**Short exercise:** Report every line in the listing below where the string "this" shows up.

**Material provided:**
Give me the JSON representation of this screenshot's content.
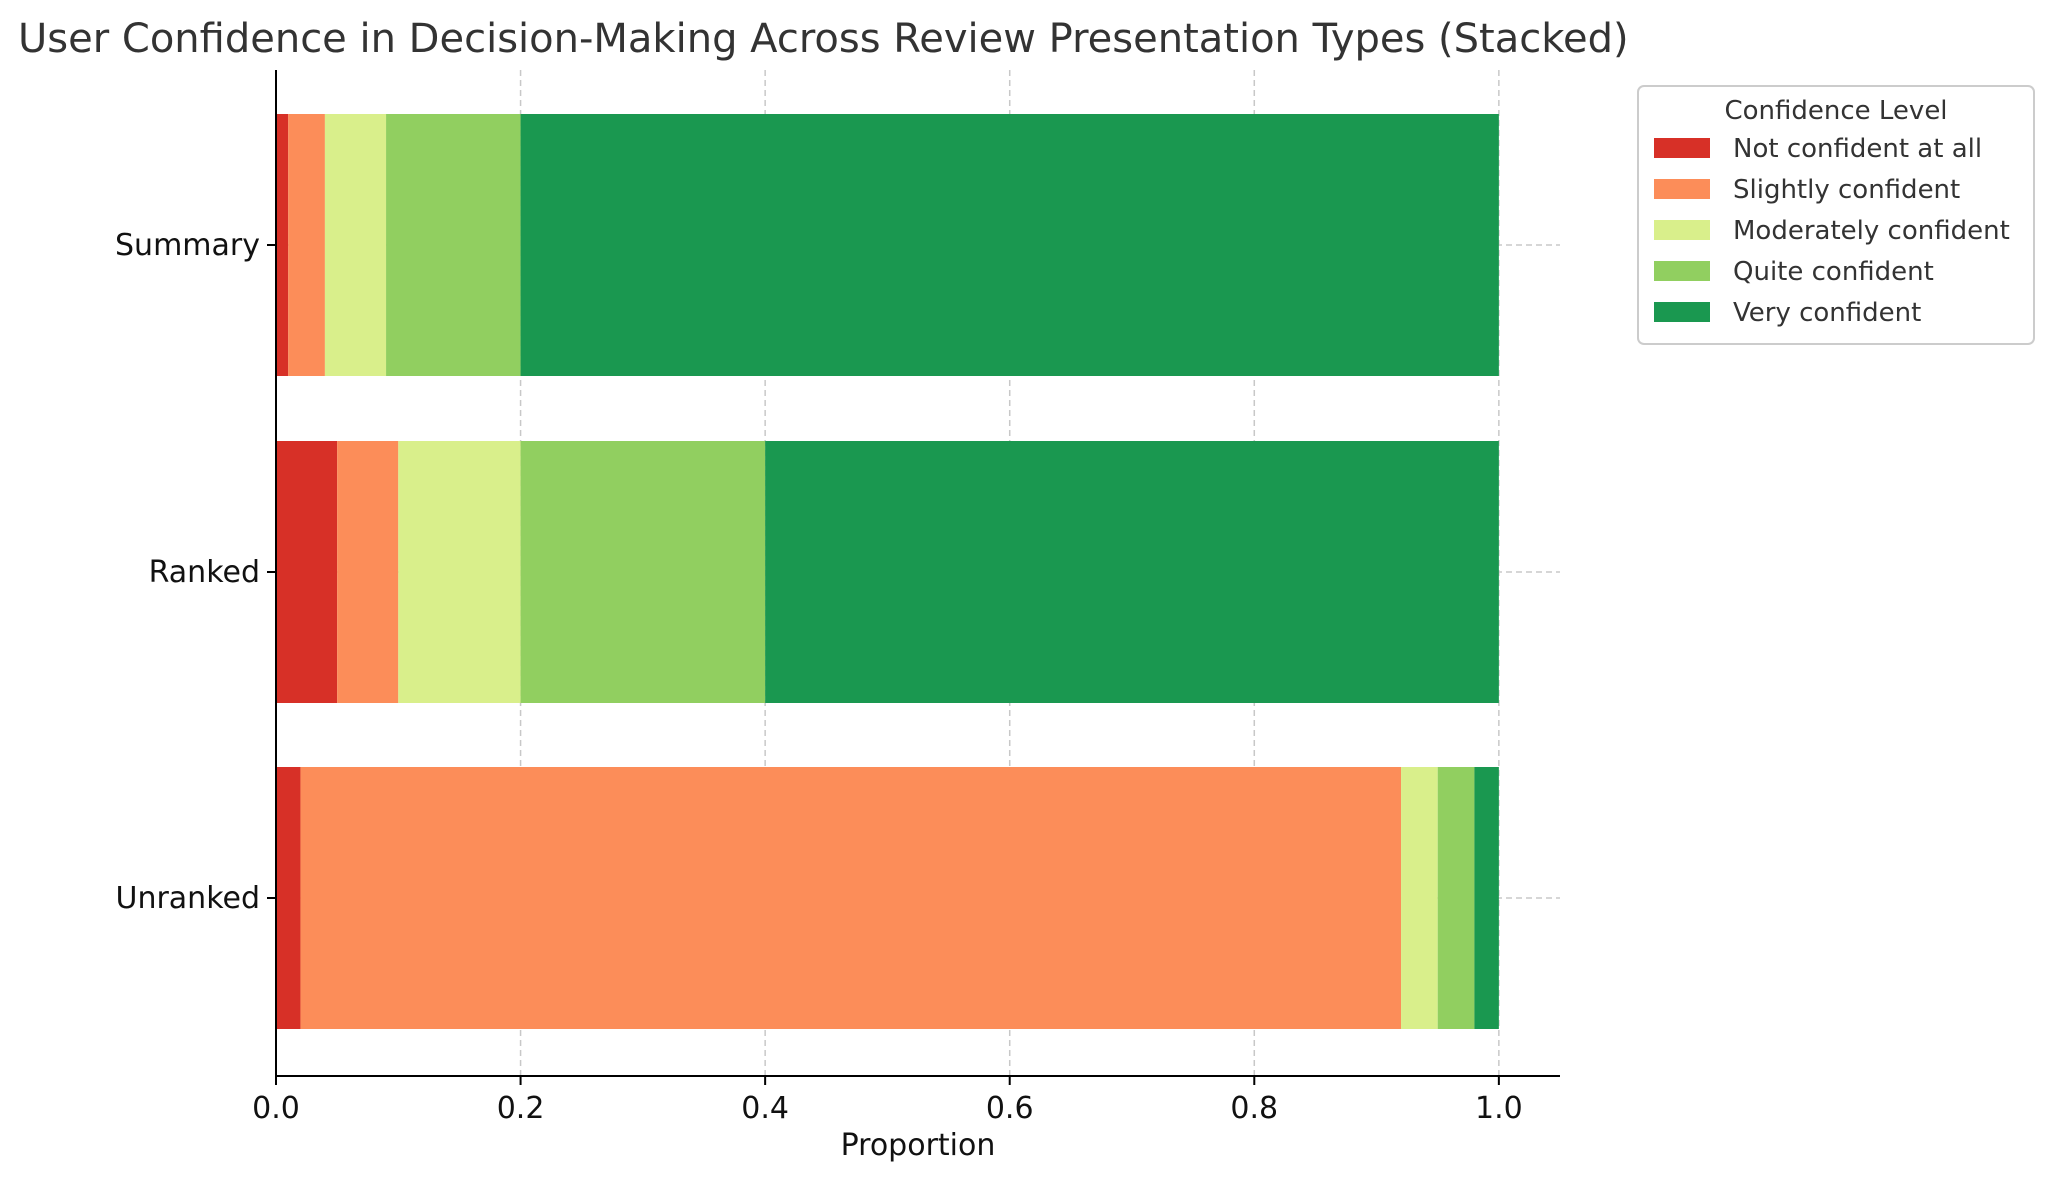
{
  "chart_data": {
    "type": "bar",
    "orientation": "horizontal",
    "stacked": true,
    "title": "User Confidence in Decision-Making Across Review Presentation Types (Stacked)",
    "xlabel": "Proportion",
    "ylabel": "",
    "xlim": [
      0,
      1.05
    ],
    "xticks": [
      "0.0",
      "0.2",
      "0.4",
      "0.6",
      "0.8",
      "1.0"
    ],
    "grid": true,
    "legend_title": "Confidence Level",
    "legend_position": "outside-top-right",
    "categories": [
      "Summary",
      "Ranked",
      "Unranked"
    ],
    "series": [
      {
        "name": "Not confident at all",
        "color": "#d73027",
        "values": [
          0.01,
          0.05,
          0.02
        ]
      },
      {
        "name": "Slightly confident",
        "color": "#fc8d59",
        "values": [
          0.03,
          0.05,
          0.9
        ]
      },
      {
        "name": "Moderately confident",
        "color": "#d9ef8b",
        "values": [
          0.05,
          0.1,
          0.03
        ]
      },
      {
        "name": "Quite confident",
        "color": "#91cf60",
        "values": [
          0.11,
          0.2,
          0.03
        ]
      },
      {
        "name": "Very confident",
        "color": "#1a9850",
        "values": [
          0.8,
          0.6,
          0.02
        ]
      }
    ]
  }
}
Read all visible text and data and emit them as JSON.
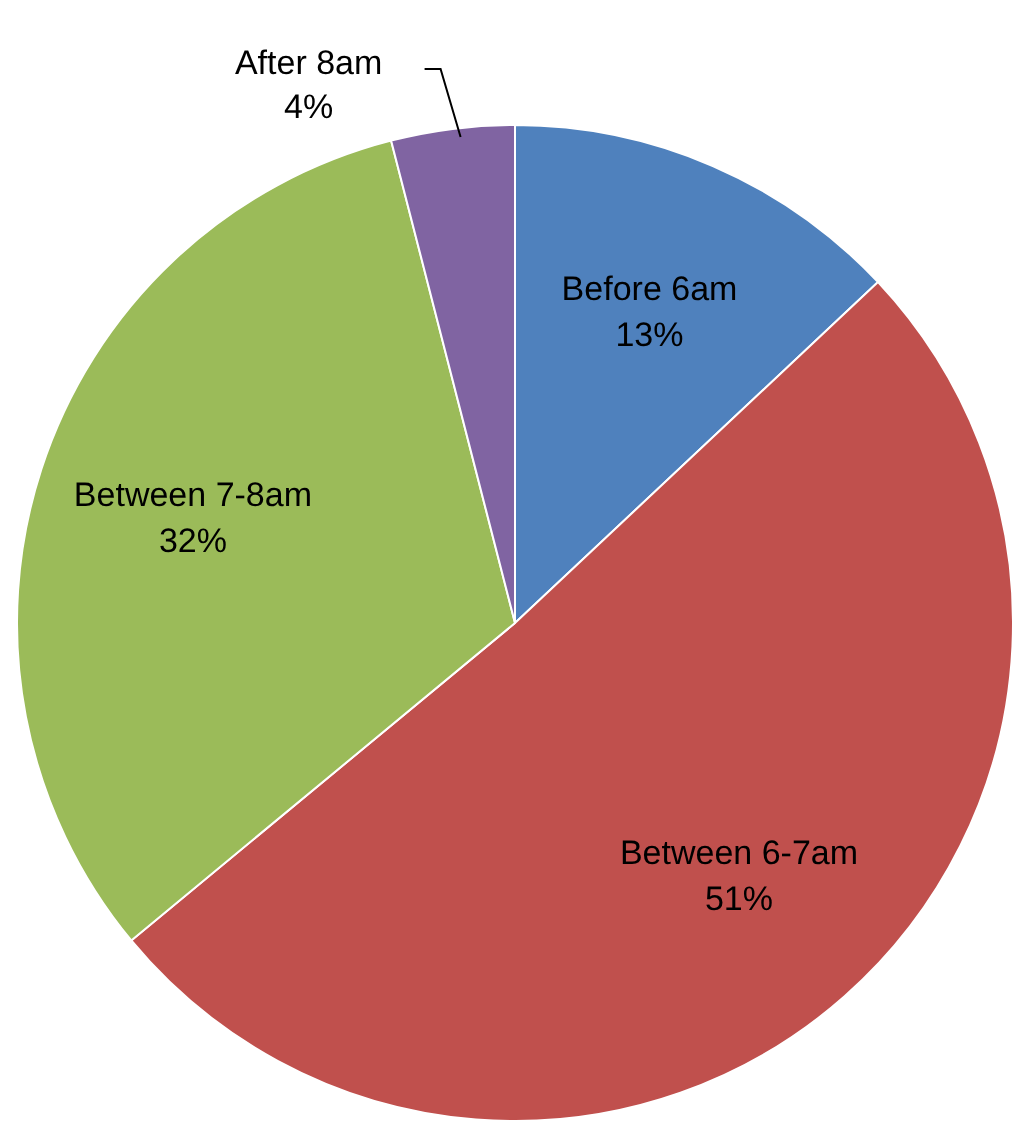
{
  "chart_data": {
    "type": "pie",
    "categories": [
      "Before 6am",
      "Between 6-7am",
      "Between 7-8am",
      "After 8am"
    ],
    "values": [
      13,
      51,
      32,
      4
    ],
    "colors": [
      "#4f81bd",
      "#c0504d",
      "#9bbb59",
      "#8064a2"
    ],
    "value_labels": [
      "13%",
      "51%",
      "32%",
      "4%"
    ],
    "legend": false
  }
}
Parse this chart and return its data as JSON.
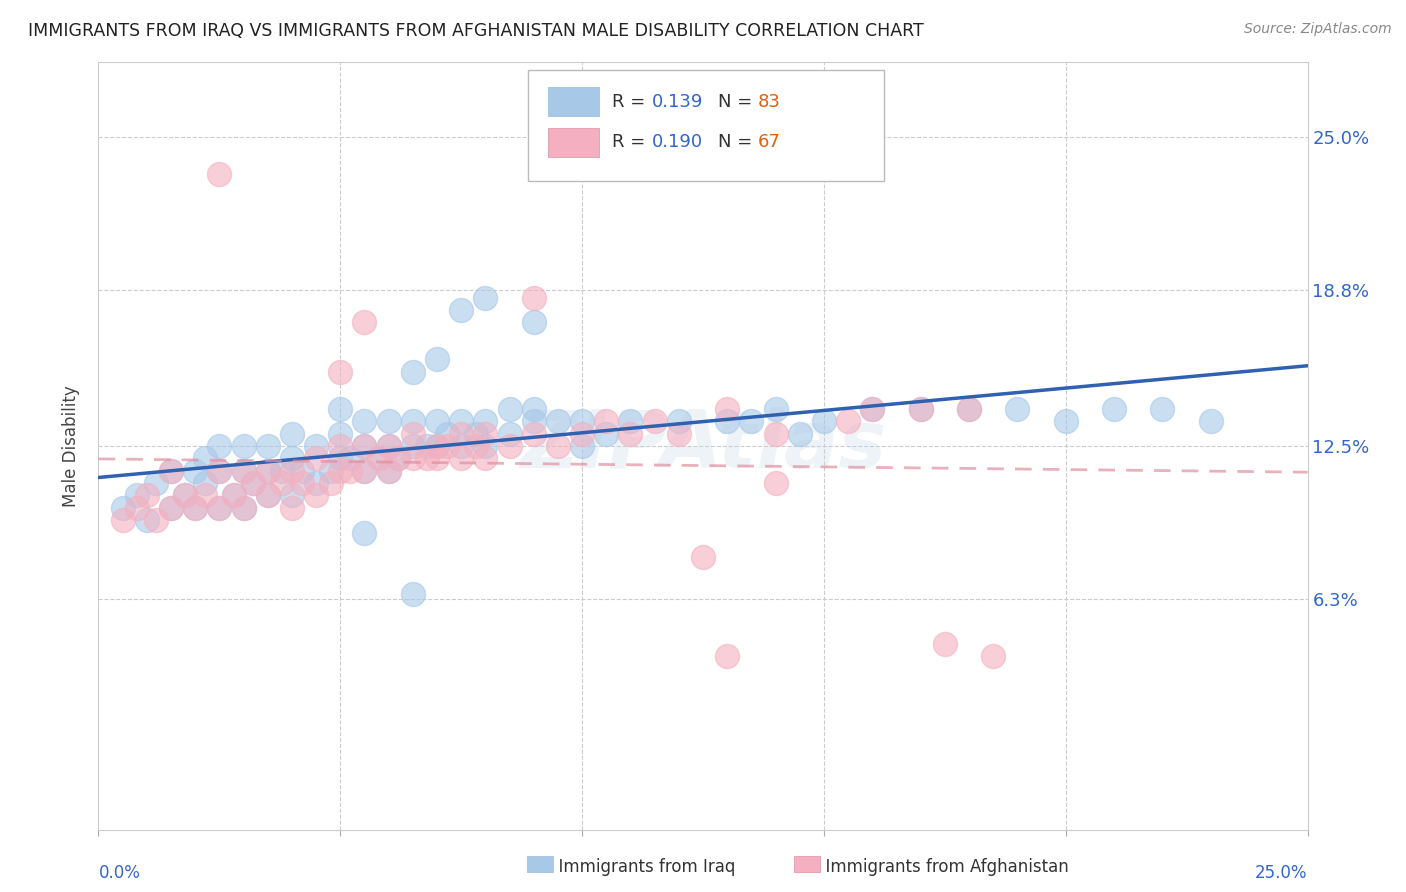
{
  "title": "IMMIGRANTS FROM IRAQ VS IMMIGRANTS FROM AFGHANISTAN MALE DISABILITY CORRELATION CHART",
  "source": "Source: ZipAtlas.com",
  "ylabel": "Male Disability",
  "ytick_labels": [
    "25.0%",
    "18.8%",
    "12.5%",
    "6.3%"
  ],
  "ytick_values": [
    0.25,
    0.188,
    0.125,
    0.063
  ],
  "xlim": [
    0.0,
    0.25
  ],
  "ylim": [
    -0.03,
    0.28
  ],
  "iraq_color": "#a8c8e8",
  "afghanistan_color": "#f4b0c0",
  "iraq_line_color": "#3060b0",
  "afghanistan_line_color": "#e090a0",
  "iraq_R": 0.139,
  "iraq_N": 83,
  "afghanistan_R": 0.19,
  "afghanistan_N": 67,
  "legend_label_iraq": "Immigrants from Iraq",
  "legend_label_afghanistan": "Immigrants from Afghanistan",
  "watermark": "ZIPAtlas",
  "iraq_scatter_x": [
    0.005,
    0.008,
    0.01,
    0.012,
    0.015,
    0.015,
    0.018,
    0.02,
    0.02,
    0.022,
    0.022,
    0.025,
    0.025,
    0.025,
    0.028,
    0.03,
    0.03,
    0.03,
    0.032,
    0.035,
    0.035,
    0.035,
    0.038,
    0.04,
    0.04,
    0.04,
    0.042,
    0.045,
    0.045,
    0.048,
    0.05,
    0.05,
    0.05,
    0.052,
    0.055,
    0.055,
    0.055,
    0.058,
    0.06,
    0.06,
    0.06,
    0.062,
    0.065,
    0.065,
    0.065,
    0.068,
    0.07,
    0.07,
    0.072,
    0.075,
    0.075,
    0.078,
    0.08,
    0.08,
    0.085,
    0.085,
    0.09,
    0.09,
    0.095,
    0.1,
    0.1,
    0.105,
    0.11,
    0.12,
    0.13,
    0.135,
    0.14,
    0.145,
    0.15,
    0.16,
    0.17,
    0.18,
    0.19,
    0.2,
    0.21,
    0.22,
    0.23,
    0.08,
    0.065,
    0.055,
    0.07,
    0.09,
    0.075
  ],
  "iraq_scatter_y": [
    0.1,
    0.105,
    0.095,
    0.11,
    0.1,
    0.115,
    0.105,
    0.1,
    0.115,
    0.11,
    0.12,
    0.1,
    0.115,
    0.125,
    0.105,
    0.1,
    0.115,
    0.125,
    0.11,
    0.105,
    0.115,
    0.125,
    0.115,
    0.105,
    0.12,
    0.13,
    0.115,
    0.11,
    0.125,
    0.115,
    0.12,
    0.13,
    0.14,
    0.12,
    0.115,
    0.125,
    0.135,
    0.12,
    0.115,
    0.125,
    0.135,
    0.12,
    0.125,
    0.135,
    0.155,
    0.125,
    0.125,
    0.135,
    0.13,
    0.125,
    0.135,
    0.13,
    0.125,
    0.135,
    0.13,
    0.14,
    0.135,
    0.14,
    0.135,
    0.125,
    0.135,
    0.13,
    0.135,
    0.135,
    0.135,
    0.135,
    0.14,
    0.13,
    0.135,
    0.14,
    0.14,
    0.14,
    0.14,
    0.135,
    0.14,
    0.14,
    0.135,
    0.185,
    0.065,
    0.09,
    0.16,
    0.175,
    0.18
  ],
  "afghan_scatter_x": [
    0.005,
    0.008,
    0.01,
    0.012,
    0.015,
    0.015,
    0.018,
    0.02,
    0.022,
    0.025,
    0.025,
    0.028,
    0.03,
    0.03,
    0.032,
    0.035,
    0.035,
    0.038,
    0.04,
    0.04,
    0.042,
    0.045,
    0.045,
    0.048,
    0.05,
    0.05,
    0.052,
    0.055,
    0.055,
    0.058,
    0.06,
    0.06,
    0.062,
    0.065,
    0.065,
    0.068,
    0.07,
    0.07,
    0.072,
    0.075,
    0.075,
    0.078,
    0.08,
    0.08,
    0.085,
    0.09,
    0.095,
    0.1,
    0.105,
    0.11,
    0.115,
    0.12,
    0.13,
    0.14,
    0.155,
    0.16,
    0.17,
    0.18,
    0.025,
    0.05,
    0.055,
    0.09,
    0.125,
    0.14,
    0.175,
    0.185,
    0.13
  ],
  "afghan_scatter_y": [
    0.095,
    0.1,
    0.105,
    0.095,
    0.1,
    0.115,
    0.105,
    0.1,
    0.105,
    0.1,
    0.115,
    0.105,
    0.1,
    0.115,
    0.11,
    0.105,
    0.115,
    0.11,
    0.1,
    0.115,
    0.11,
    0.105,
    0.12,
    0.11,
    0.115,
    0.125,
    0.115,
    0.115,
    0.125,
    0.12,
    0.115,
    0.125,
    0.12,
    0.12,
    0.13,
    0.12,
    0.12,
    0.125,
    0.125,
    0.12,
    0.13,
    0.125,
    0.12,
    0.13,
    0.125,
    0.13,
    0.125,
    0.13,
    0.135,
    0.13,
    0.135,
    0.13,
    0.14,
    0.13,
    0.135,
    0.14,
    0.14,
    0.14,
    0.235,
    0.155,
    0.175,
    0.185,
    0.08,
    0.11,
    0.045,
    0.04,
    0.04
  ]
}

**Worked answer:**
Give me the JSON representation of this screenshot's content.
Parse this chart and return its data as JSON.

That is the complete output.